▶ Records from a data source:

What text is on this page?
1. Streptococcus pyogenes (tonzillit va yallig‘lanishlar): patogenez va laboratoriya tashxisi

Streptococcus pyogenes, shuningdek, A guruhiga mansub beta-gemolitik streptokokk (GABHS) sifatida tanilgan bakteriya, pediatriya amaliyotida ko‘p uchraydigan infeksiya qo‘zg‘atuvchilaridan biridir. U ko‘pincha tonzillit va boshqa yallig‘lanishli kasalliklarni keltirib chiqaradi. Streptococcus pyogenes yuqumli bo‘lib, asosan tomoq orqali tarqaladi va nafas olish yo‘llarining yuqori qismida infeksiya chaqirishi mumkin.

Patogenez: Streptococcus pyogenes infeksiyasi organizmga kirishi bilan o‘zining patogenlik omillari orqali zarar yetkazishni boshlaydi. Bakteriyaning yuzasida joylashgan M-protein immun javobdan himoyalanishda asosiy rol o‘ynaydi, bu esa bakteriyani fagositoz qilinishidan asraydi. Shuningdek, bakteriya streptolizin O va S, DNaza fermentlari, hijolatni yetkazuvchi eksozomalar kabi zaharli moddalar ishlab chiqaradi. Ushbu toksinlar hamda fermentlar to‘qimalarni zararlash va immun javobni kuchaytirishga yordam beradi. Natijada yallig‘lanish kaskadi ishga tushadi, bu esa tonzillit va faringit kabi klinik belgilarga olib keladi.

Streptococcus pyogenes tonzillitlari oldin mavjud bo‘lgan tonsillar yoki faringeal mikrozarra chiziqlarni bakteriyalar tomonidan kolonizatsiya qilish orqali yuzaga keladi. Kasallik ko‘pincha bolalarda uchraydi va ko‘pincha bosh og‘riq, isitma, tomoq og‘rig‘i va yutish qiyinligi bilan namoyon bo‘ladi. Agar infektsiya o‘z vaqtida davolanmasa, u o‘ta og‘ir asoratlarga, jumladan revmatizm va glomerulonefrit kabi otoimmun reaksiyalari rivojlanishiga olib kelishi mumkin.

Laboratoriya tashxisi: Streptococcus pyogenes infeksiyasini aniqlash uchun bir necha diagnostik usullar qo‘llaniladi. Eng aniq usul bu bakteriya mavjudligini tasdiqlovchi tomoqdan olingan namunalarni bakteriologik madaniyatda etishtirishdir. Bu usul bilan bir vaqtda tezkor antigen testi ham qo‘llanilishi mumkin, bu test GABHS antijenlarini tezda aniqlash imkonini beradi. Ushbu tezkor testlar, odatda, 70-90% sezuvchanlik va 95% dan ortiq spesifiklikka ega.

▶ Exercise details: Search the entries above for "Ushbu". Return every line that has it.

▶ The completed task:
Patogenez: Streptococcus pyogenes infeksiyasi organizmga kirishi bilan o‘zining patogenlik omillari orqali zarar yetkazishni boshlaydi. Bakteriyaning yuzasida joylashgan M-protein immun javobdan himoyalanishda asosiy rol o‘ynaydi, bu esa bakteriyani fagositoz qilinishidan asraydi. Shuningdek, bakteriya streptolizin O va S, DNaza fermentlari, hijolatni yetkazuvchi eksozomalar kabi zaharli moddalar ishlab chiqaradi. Ushbu toksinlar hamda fermentlar to‘qimalarni zararlash va immun javobni kuchaytirishga yordam beradi. Natijada yallig‘lanish kaskadi ishga tushadi, bu esa tonzillit va faringit kabi klinik belgilarga olib keladi.
Laboratoriya tashxisi: Streptococcus pyogenes infeksiyasini aniqlash uchun bir necha diagnostik usullar qo‘llaniladi. Eng aniq usul bu bakteriya mavjudligini tasdiqlovchi tomoqdan olingan namunalarni bakteriologik madaniyatda etishtirishdir. Bu usul bilan bir vaqtda tezkor antigen testi ham qo‘llanilishi mumkin, bu test GABHS antijenlarini tezda aniqlash imkonini beradi. Ushbu tezkor testlar, odatda, 70-90% sezuvchanlik va 95% dan ortiq spesifiklikka ega.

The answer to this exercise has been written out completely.